(Required work):
In the listing below, repeat the lines exactly, from the line with "contoh-label: Contoh: bbox=[501, 293, 550, 309]" to the line with "video-label: Video bbox=[127, 1014, 161, 1029]".

[Data items]

....

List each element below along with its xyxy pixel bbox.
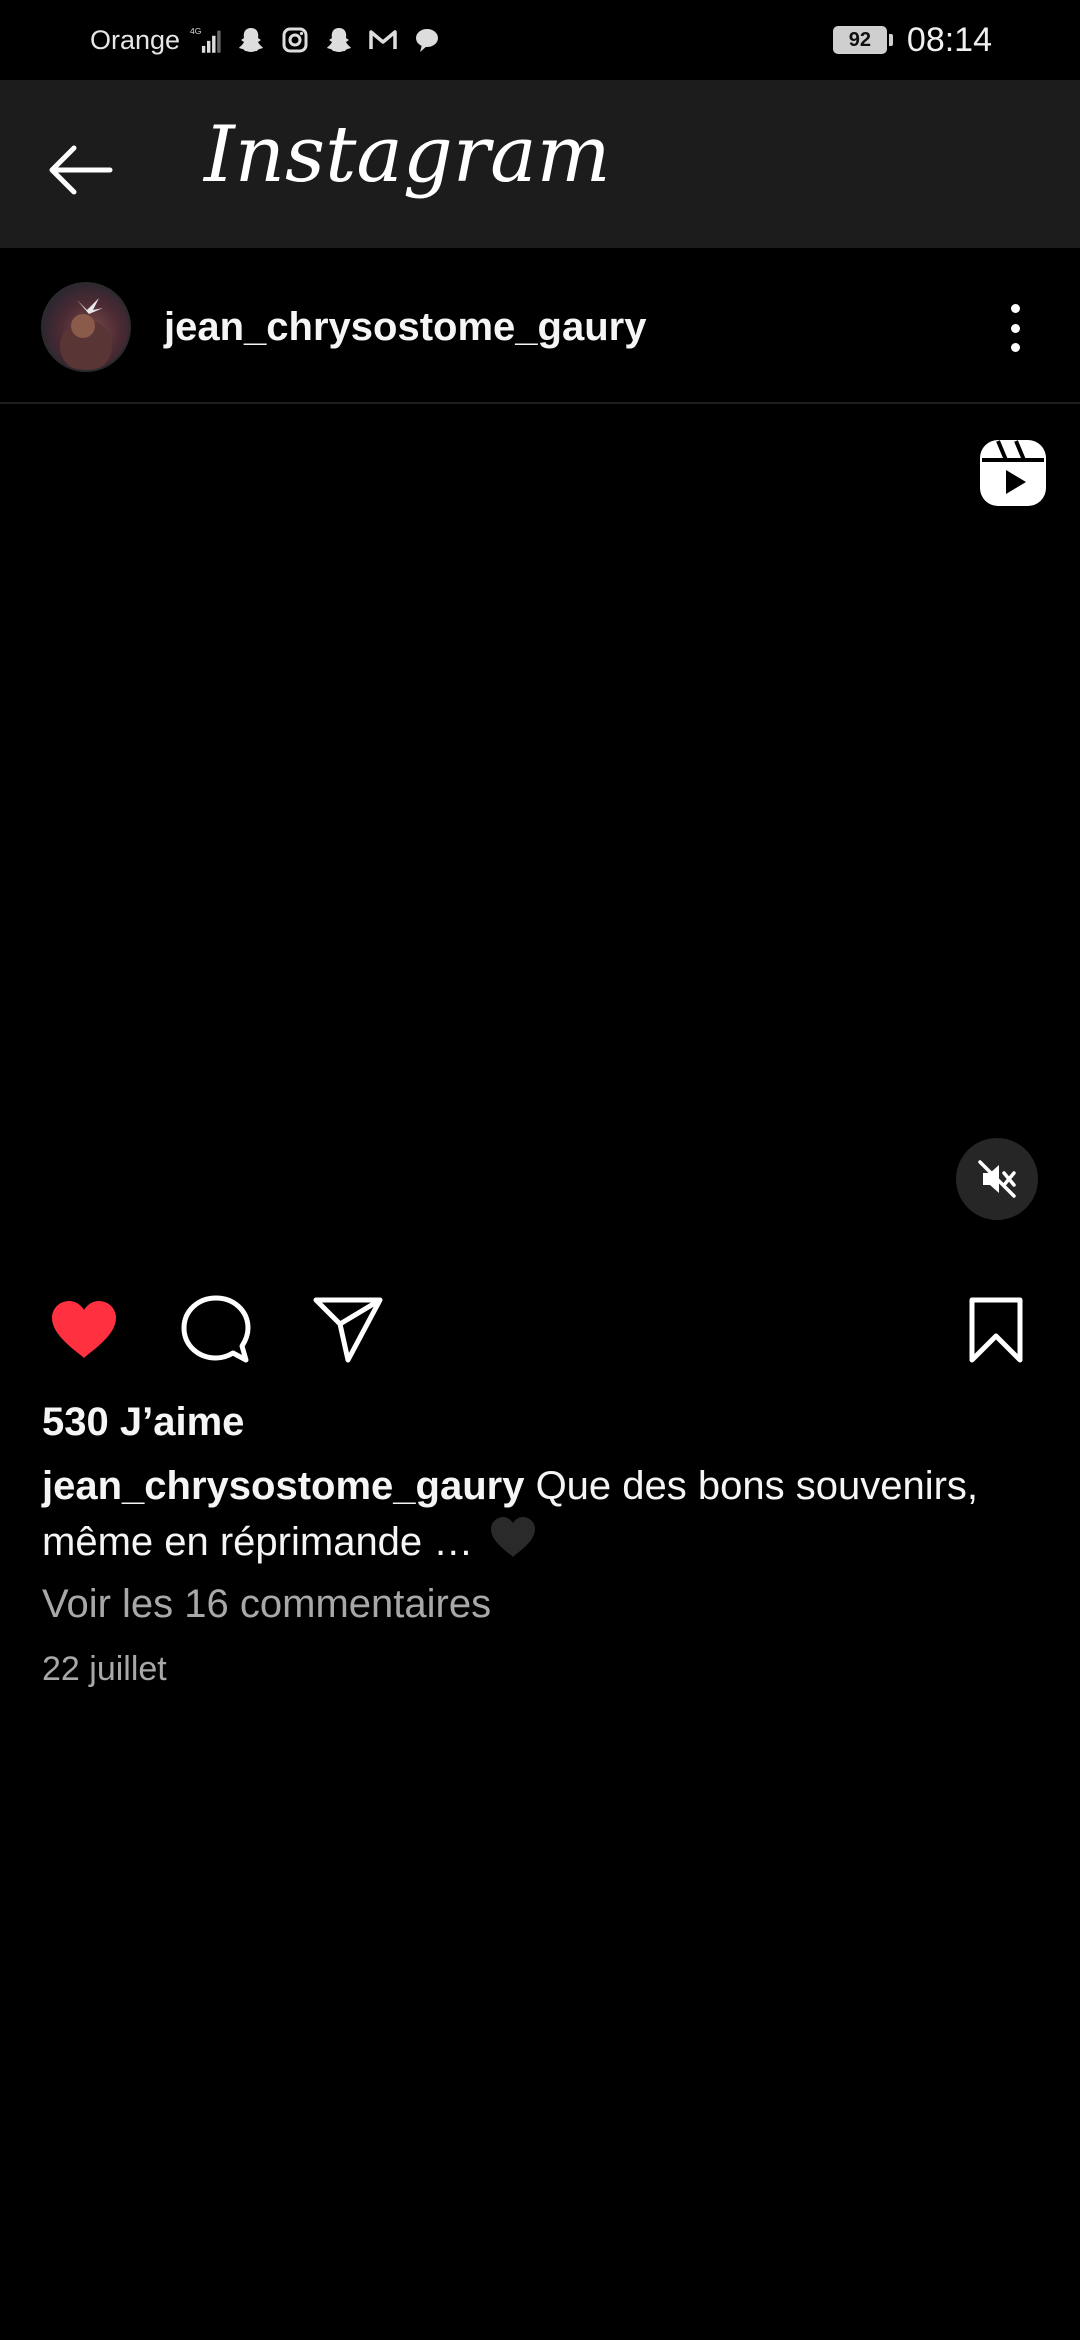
more-dot (1010, 343, 1020, 352)
network-label: 4G (190, 26, 201, 36)
caption-username[interactable]: jean_chrysostome_gaury (42, 1464, 524, 1508)
app-title: Instagram (204, 110, 611, 200)
volume-muted-icon (978, 1160, 1016, 1198)
snapchat-icon (322, 23, 356, 57)
share-button[interactable] (308, 1290, 388, 1370)
bookmark-icon (969, 1297, 1023, 1363)
carrier-label: Orange (90, 24, 181, 55)
post-header: jean_chrysostome_gaury (0, 248, 1080, 404)
heart-filled-icon (52, 1301, 116, 1358)
post-actions (0, 1290, 1080, 1370)
post-caption: jean_chrysostome_gaury Que des bons souv… (42, 1458, 1042, 1574)
status-right: 92 08:14 (832, 18, 992, 62)
post-date: 22 juillet (42, 1650, 167, 1688)
battery-tip (888, 34, 893, 46)
more-vertical-icon (1010, 304, 1020, 313)
post-username[interactable]: jean_chrysostome_gaury (164, 305, 646, 350)
like-button[interactable] (44, 1290, 124, 1370)
comment-icon (181, 1295, 251, 1363)
clock: 08:14 (906, 20, 992, 59)
more-dot (1010, 323, 1020, 333)
post-media[interactable] (0, 404, 1080, 1264)
mute-button[interactable] (956, 1138, 1038, 1220)
back-button[interactable] (40, 130, 120, 210)
avatar[interactable] (41, 282, 131, 372)
instagram-icon (278, 23, 312, 57)
snapchat-icon (234, 23, 268, 57)
status-left: Orange 4G (90, 18, 444, 62)
black-heart-icon (488, 1515, 538, 1574)
gmail-icon (366, 23, 400, 57)
likes-count[interactable]: 530 J’aime (42, 1400, 244, 1445)
status-bar: Orange 4G 92 08:14 (0, 0, 1080, 80)
view-comments-link[interactable]: Voir les 16 commentaires (42, 1582, 491, 1627)
battery-level: 92 (848, 28, 872, 51)
app-bar: Instagram (0, 80, 1080, 248)
more-options-button[interactable] (990, 298, 1040, 358)
reels-icon (978, 438, 1048, 508)
send-icon (313, 1297, 383, 1363)
battery-icon: 92 (832, 26, 887, 54)
arrow-left-icon (49, 145, 113, 195)
comment-button[interactable] (176, 1290, 256, 1370)
save-button[interactable] (956, 1290, 1036, 1370)
signal-icon: 4G (190, 23, 224, 57)
chat-bubble-icon (410, 23, 444, 57)
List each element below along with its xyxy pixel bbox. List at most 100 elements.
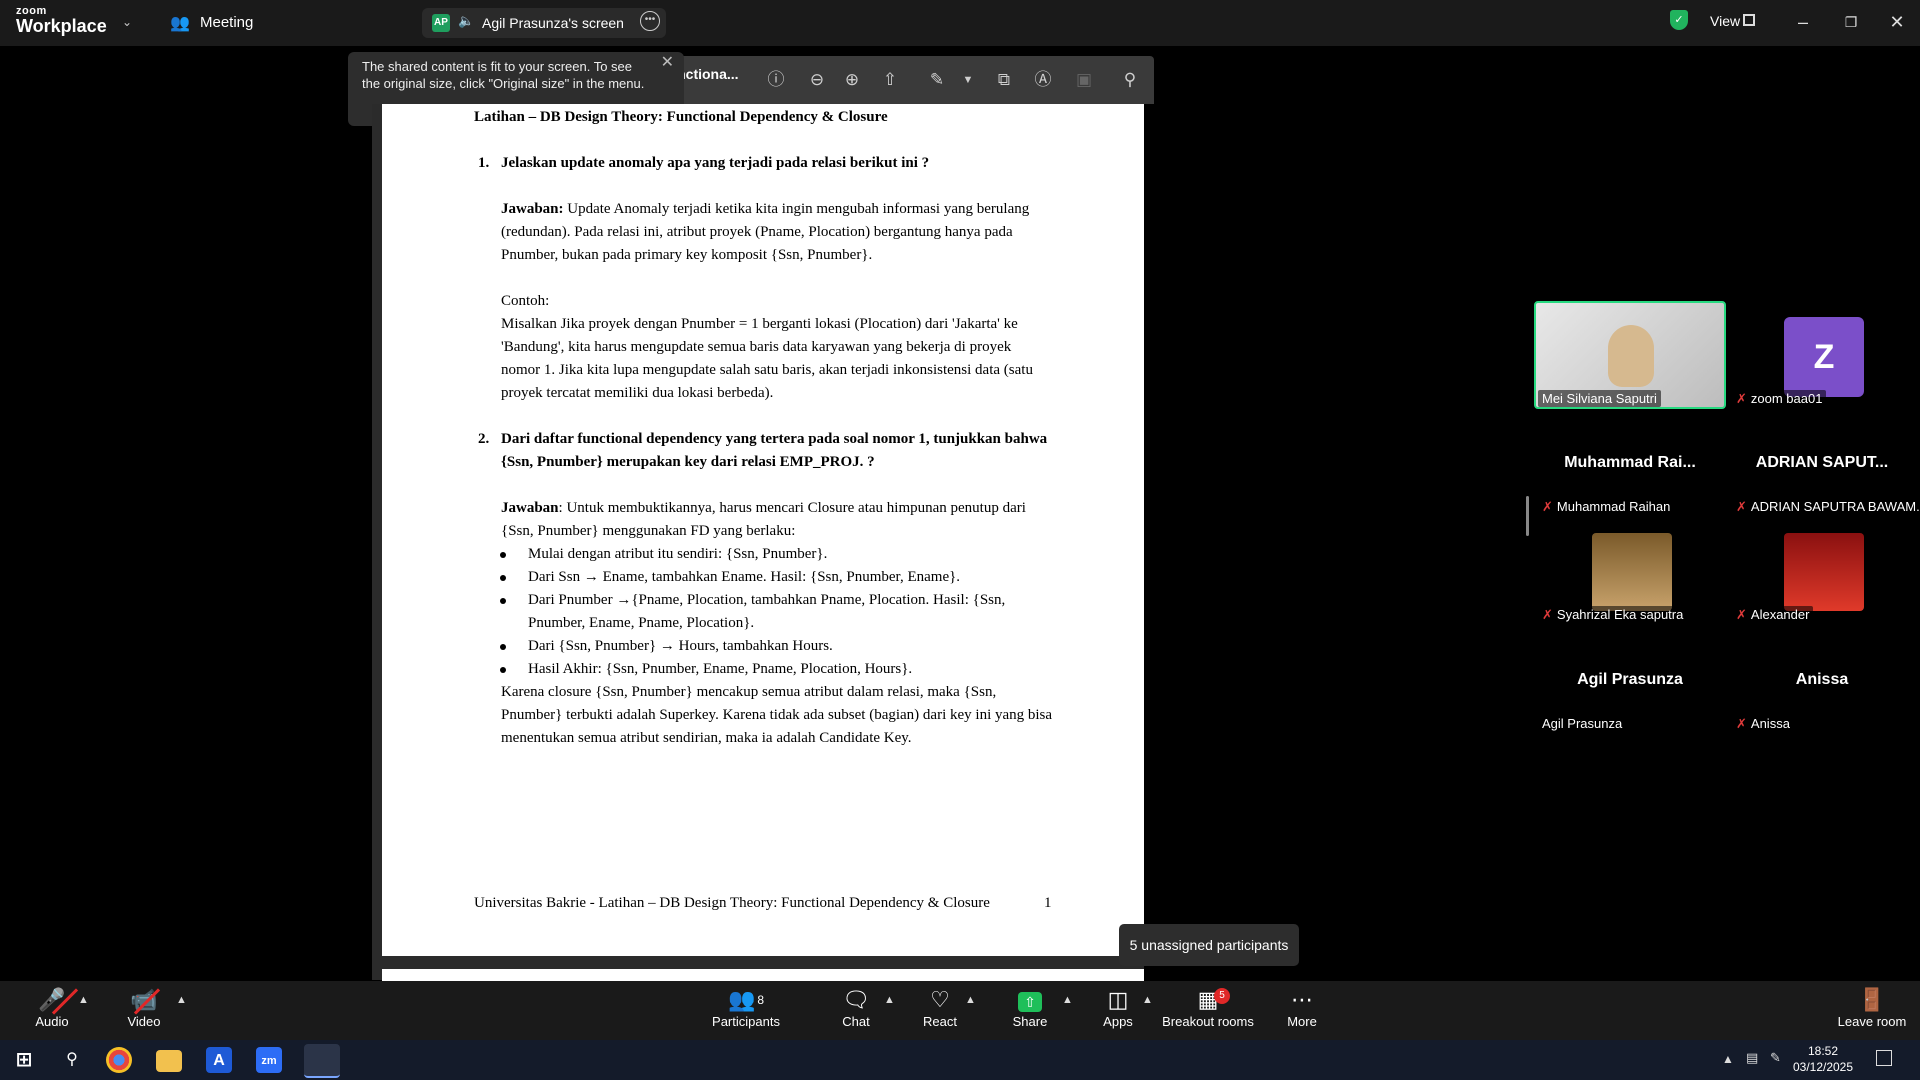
contoh-label: Contoh: bbox=[501, 293, 550, 309]
chrome-icon[interactable] bbox=[106, 1047, 132, 1073]
participant-name-tag: Agil Prasunza bbox=[1538, 715, 1627, 732]
chat-options-caret-icon[interactable]: ▲ bbox=[884, 994, 895, 1006]
notifications-icon[interactable] bbox=[1876, 1050, 1892, 1066]
participant-display-name: Anissa bbox=[1795, 671, 1849, 688]
document-page: Latihan – DB Design Theory: Functional D… bbox=[382, 104, 1144, 956]
muted-mic-icon: ✗ bbox=[1736, 391, 1747, 406]
clock-date: 03/12/2025 bbox=[1792, 1060, 1854, 1074]
markup-icon[interactable]: Ⓐ bbox=[1031, 68, 1055, 92]
video-label: Video bbox=[127, 1014, 161, 1029]
tray-chevron-icon[interactable]: ▲ bbox=[1722, 1052, 1734, 1066]
signature-icon: ▣ bbox=[1075, 70, 1093, 89]
avatar-zoom-baa01[interactable]: Z bbox=[1784, 317, 1864, 397]
clock-time: 18:52 bbox=[1807, 1044, 1839, 1058]
react-button[interactable]: ♡ React bbox=[900, 986, 980, 1029]
audio-label: Audio bbox=[35, 1014, 69, 1029]
participant-display-name: Agil Prasunza bbox=[1577, 671, 1683, 688]
unassigned-participants-popup[interactable]: 5 unassigned participants bbox=[1119, 924, 1299, 966]
more-label: More bbox=[1287, 1014, 1317, 1029]
leave-room-button[interactable]: 🚪 Leave room bbox=[1830, 986, 1914, 1029]
windows-taskbar bbox=[0, 1040, 1920, 1080]
pen-icon[interactable]: ✎ bbox=[925, 68, 949, 92]
network-icon[interactable]: ▤ bbox=[1746, 1050, 1758, 1066]
participant-name-tag: ✗ Anissa bbox=[1732, 715, 1794, 733]
answer-1: Jawaban: Update Anomaly terjadi ketika k… bbox=[501, 198, 1053, 267]
view-grid-icon[interactable] bbox=[1743, 14, 1755, 26]
avatar-alexander[interactable] bbox=[1784, 533, 1864, 611]
meeting-tab[interactable]: Meeting bbox=[200, 14, 253, 31]
view-button[interactable]: View bbox=[1710, 13, 1740, 29]
chrome-active-icon[interactable] bbox=[304, 1044, 340, 1078]
participant-video-image bbox=[1608, 325, 1654, 387]
video-button[interactable]: 📹 Video bbox=[104, 986, 184, 1029]
info-icon[interactable]: ⓘ bbox=[764, 68, 788, 92]
title-bar bbox=[0, 0, 1920, 46]
security-shield-icon[interactable]: ✓ bbox=[1670, 10, 1688, 30]
camera-off-icon: 📹 bbox=[130, 987, 158, 1012]
meeting-icon[interactable]: 👥 bbox=[170, 13, 190, 33]
sharer-avatar-badge: AP bbox=[432, 14, 450, 32]
answer-2: Jawaban: Untuk membuktikannya, harus men… bbox=[501, 497, 1053, 543]
share-options-caret-icon[interactable]: ▲ bbox=[1062, 994, 1073, 1006]
share-button[interactable]: ⇧ Share bbox=[990, 986, 1070, 1029]
avatar-syahrizal[interactable] bbox=[1592, 533, 1672, 611]
answer-2-text: : Untuk membuktikannya, harus mencari Cl… bbox=[501, 500, 1026, 539]
muted-mic-icon: ✗ bbox=[1542, 607, 1553, 622]
workplace-logo-text: Workplace bbox=[16, 16, 107, 36]
zoom-in-icon[interactable]: ⊕ bbox=[840, 68, 864, 92]
muted-mic-icon: ✗ bbox=[1736, 607, 1747, 622]
restore-icon[interactable]: ❐ bbox=[1836, 10, 1866, 34]
question-2: Dari daftar functional dependency yang t… bbox=[501, 431, 1048, 470]
participant-name: ADRIAN SAPUTRA BAWAM... bbox=[1750, 499, 1920, 514]
zoom-taskbar-icon[interactable]: zm bbox=[256, 1047, 282, 1073]
react-options-caret-icon[interactable]: ▲ bbox=[965, 994, 976, 1006]
workplace-menu-chevron-icon[interactable]: ⌄ bbox=[122, 15, 132, 29]
search-icon[interactable]: ⚲ bbox=[1118, 68, 1142, 92]
pen-tray-icon[interactable]: ✎ bbox=[1770, 1050, 1781, 1066]
breakout-rooms-button[interactable]: ▦ Breakout rooms bbox=[1158, 986, 1258, 1029]
taskbar-clock[interactable]: 18:52 03/12/2025 bbox=[1788, 1043, 1858, 1075]
windows-start-icon[interactable]: ⊞ bbox=[8, 1046, 40, 1074]
video-options-caret-icon[interactable]: ▲ bbox=[176, 994, 187, 1006]
app-store-icon[interactable]: A bbox=[206, 1047, 232, 1073]
close-window-icon[interactable]: ✕ bbox=[1882, 10, 1912, 34]
file-explorer-icon[interactable] bbox=[156, 1050, 182, 1072]
apps-options-caret-icon[interactable]: ▲ bbox=[1142, 994, 1153, 1006]
taskbar-search-icon[interactable]: ⚲ bbox=[56, 1046, 88, 1074]
share-options-icon[interactable]: ••• bbox=[640, 11, 660, 31]
participant-name-tag: ✗ Syahrizal Eka saputra bbox=[1538, 606, 1688, 624]
rotate-icon[interactable]: ⧉ bbox=[992, 68, 1016, 92]
participant-display-name: Muhammad Rai... bbox=[1564, 454, 1696, 471]
leave-door-icon: 🚪 bbox=[1858, 987, 1886, 1012]
leave-room-label: Leave room bbox=[1837, 1014, 1907, 1029]
audio-options-caret-icon[interactable]: ▲ bbox=[78, 994, 89, 1006]
list-item: Dari {Ssn, Pnumber} → Hours, tambahkan H… bbox=[500, 635, 1034, 658]
conclusion-text: Karena closure {Ssn, Pnumber} mencakup s… bbox=[501, 684, 1053, 746]
page-number: 1 bbox=[1044, 895, 1052, 911]
participants-icon: 👥 8 bbox=[727, 987, 765, 1012]
list-item: Dari Ssn → Ename, tambahkan Ename. Hasil… bbox=[500, 566, 1034, 589]
chat-button[interactable]: 🗨 Chat bbox=[816, 986, 896, 1029]
list-item: Hasil Akhir: {Ssn, Pnumber, Ename, Pname… bbox=[500, 658, 1034, 681]
participant-name-tag: ✗ Alexander bbox=[1732, 606, 1814, 624]
speaker-icon: 🔈 bbox=[458, 13, 475, 28]
participant-name: Syahrizal Eka saputra bbox=[1556, 607, 1684, 622]
gallery-scrollbar[interactable] bbox=[1526, 496, 1529, 536]
answer-1-text: Update Anomaly terjadi ketika kita ingin… bbox=[501, 201, 1030, 263]
audio-button[interactable]: 🎤 Audio bbox=[12, 986, 92, 1029]
muted-mic-icon: ✗ bbox=[1542, 499, 1553, 514]
participants-button[interactable]: 👥 8 Participants bbox=[706, 986, 786, 1029]
export-icon[interactable]: ⇧ bbox=[878, 68, 902, 92]
share-label: Share bbox=[1012, 1014, 1048, 1029]
tooltip-close-icon[interactable]: ✕ bbox=[661, 54, 674, 71]
minimize-icon[interactable]: – bbox=[1788, 10, 1818, 34]
chat-label: Chat bbox=[842, 1014, 870, 1029]
apps-button[interactable]: ◫ Apps bbox=[1078, 986, 1158, 1029]
closure-steps-list: Mulai dengan atribut itu sendiri: {Ssn, … bbox=[500, 543, 1034, 681]
zoom-out-icon[interactable]: ⊖ bbox=[805, 68, 829, 92]
pen-chevron-icon[interactable]: ▼ bbox=[956, 68, 980, 92]
more-button[interactable]: ⋯ More bbox=[1262, 986, 1342, 1029]
share-screen-icon: ⇧ bbox=[990, 986, 1070, 1014]
question-2-number: 2. bbox=[478, 431, 490, 447]
participant-name-tag: ✗ ADRIAN SAPUTRA BAWAM... bbox=[1732, 498, 1920, 516]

....

(Task result):
contoh-label: Contoh: bbox=[501, 293, 550, 309]
chrome-icon[interactable] bbox=[106, 1047, 132, 1073]
participant-name-tag: Agil Prasunza bbox=[1538, 715, 1627, 732]
chat-options-caret-icon[interactable]: ▲ bbox=[884, 994, 895, 1006]
notifications-icon[interactable] bbox=[1876, 1050, 1892, 1066]
participant-display-name: Anissa bbox=[1795, 671, 1849, 688]
document-page: Latihan – DB Design Theory: Functional D… bbox=[382, 104, 1144, 956]
muted-mic-icon: ✗ bbox=[1736, 391, 1747, 406]
clock-date: 03/12/2025 bbox=[1792, 1060, 1854, 1074]
markup-icon[interactable]: Ⓐ bbox=[1031, 68, 1055, 92]
video-label: Video bbox=[127, 1014, 161, 1029]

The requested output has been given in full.